— START OF RECORDS SUPPLIED —
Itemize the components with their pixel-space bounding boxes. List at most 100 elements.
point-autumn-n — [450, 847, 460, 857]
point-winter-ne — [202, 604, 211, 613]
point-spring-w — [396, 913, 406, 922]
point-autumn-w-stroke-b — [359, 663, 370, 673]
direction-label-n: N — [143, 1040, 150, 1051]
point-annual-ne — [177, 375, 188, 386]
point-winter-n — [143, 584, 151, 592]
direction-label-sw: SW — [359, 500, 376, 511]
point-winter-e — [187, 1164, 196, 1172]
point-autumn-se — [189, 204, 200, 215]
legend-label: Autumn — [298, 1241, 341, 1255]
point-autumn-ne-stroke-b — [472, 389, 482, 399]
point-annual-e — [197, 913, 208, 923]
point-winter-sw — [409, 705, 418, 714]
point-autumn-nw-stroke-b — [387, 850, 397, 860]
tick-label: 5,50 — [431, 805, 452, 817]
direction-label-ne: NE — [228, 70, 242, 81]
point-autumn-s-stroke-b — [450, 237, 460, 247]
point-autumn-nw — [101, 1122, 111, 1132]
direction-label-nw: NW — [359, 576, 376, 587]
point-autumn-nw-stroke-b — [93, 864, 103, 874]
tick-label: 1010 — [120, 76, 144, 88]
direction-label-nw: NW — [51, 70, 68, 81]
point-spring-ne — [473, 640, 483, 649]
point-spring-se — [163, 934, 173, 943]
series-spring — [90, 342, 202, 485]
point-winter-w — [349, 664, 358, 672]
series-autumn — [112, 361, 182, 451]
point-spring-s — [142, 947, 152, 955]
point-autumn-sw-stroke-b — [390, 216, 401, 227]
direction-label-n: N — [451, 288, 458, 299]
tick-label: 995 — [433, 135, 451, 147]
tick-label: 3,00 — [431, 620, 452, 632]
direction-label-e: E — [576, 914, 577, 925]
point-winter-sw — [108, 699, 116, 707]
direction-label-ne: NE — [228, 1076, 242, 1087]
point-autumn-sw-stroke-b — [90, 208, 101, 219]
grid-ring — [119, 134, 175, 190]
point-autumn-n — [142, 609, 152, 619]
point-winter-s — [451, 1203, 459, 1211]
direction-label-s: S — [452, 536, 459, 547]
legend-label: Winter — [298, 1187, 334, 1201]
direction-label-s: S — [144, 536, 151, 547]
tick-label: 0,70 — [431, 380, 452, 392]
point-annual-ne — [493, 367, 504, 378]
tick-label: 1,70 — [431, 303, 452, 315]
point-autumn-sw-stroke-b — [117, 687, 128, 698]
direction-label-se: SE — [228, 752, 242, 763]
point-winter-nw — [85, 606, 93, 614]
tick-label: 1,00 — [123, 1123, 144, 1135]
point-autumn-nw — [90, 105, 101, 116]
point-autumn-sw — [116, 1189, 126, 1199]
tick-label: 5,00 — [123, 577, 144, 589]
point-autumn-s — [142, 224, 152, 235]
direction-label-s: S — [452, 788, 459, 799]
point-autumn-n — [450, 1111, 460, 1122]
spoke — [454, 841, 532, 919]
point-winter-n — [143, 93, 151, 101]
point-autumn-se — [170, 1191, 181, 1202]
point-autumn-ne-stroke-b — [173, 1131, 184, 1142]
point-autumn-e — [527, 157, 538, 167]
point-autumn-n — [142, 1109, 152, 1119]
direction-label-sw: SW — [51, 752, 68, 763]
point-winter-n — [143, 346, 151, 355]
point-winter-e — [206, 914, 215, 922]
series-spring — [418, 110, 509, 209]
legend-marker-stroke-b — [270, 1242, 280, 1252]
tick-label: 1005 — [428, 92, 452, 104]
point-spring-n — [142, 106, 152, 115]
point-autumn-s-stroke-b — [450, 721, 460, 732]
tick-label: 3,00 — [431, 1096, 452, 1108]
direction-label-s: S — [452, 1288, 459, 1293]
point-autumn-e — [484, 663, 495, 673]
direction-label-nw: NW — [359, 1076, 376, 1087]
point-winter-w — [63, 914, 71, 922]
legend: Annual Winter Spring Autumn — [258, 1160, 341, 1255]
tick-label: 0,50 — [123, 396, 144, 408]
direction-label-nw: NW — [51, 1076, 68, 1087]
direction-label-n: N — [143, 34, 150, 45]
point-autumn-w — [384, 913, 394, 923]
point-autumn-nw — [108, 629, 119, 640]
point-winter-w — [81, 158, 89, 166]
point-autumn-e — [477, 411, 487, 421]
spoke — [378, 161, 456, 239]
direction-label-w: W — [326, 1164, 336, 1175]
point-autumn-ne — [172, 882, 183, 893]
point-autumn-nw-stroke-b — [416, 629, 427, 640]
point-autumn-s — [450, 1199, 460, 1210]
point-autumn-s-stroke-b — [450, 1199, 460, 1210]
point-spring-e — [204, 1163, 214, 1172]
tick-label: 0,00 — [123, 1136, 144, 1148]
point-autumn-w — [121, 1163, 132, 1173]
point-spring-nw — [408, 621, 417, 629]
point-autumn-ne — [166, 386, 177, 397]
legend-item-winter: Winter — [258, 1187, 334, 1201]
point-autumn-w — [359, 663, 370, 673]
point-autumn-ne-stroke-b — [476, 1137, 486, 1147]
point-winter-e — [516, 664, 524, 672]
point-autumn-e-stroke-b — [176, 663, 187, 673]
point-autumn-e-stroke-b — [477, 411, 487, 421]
— END OF RECORDS SUPPLIED —
GIVEN TASK: Reproduce verbatim the part of the listing that runs from its first line through the line containing "tick-label: 5,50 — [431, 805, 452, 817]", with both end lines included.

ANSWER TO THE TASK:
Itemize the components with their pixel-space bounding boxes. List at most 100 elements.
point-autumn-n — [450, 847, 460, 857]
point-winter-ne — [202, 604, 211, 613]
point-spring-w — [396, 913, 406, 922]
point-autumn-w-stroke-b — [359, 663, 370, 673]
direction-label-n: N — [143, 1040, 150, 1051]
point-annual-ne — [177, 375, 188, 386]
point-winter-n — [143, 584, 151, 592]
direction-label-sw: SW — [359, 500, 376, 511]
point-winter-e — [187, 1164, 196, 1172]
point-autumn-se — [189, 204, 200, 215]
legend-label: Autumn — [298, 1241, 341, 1255]
point-autumn-ne-stroke-b — [472, 389, 482, 399]
point-annual-e — [197, 913, 208, 923]
point-winter-sw — [409, 705, 418, 714]
point-autumn-nw-stroke-b — [387, 850, 397, 860]
tick-label: 5,50 — [431, 805, 452, 817]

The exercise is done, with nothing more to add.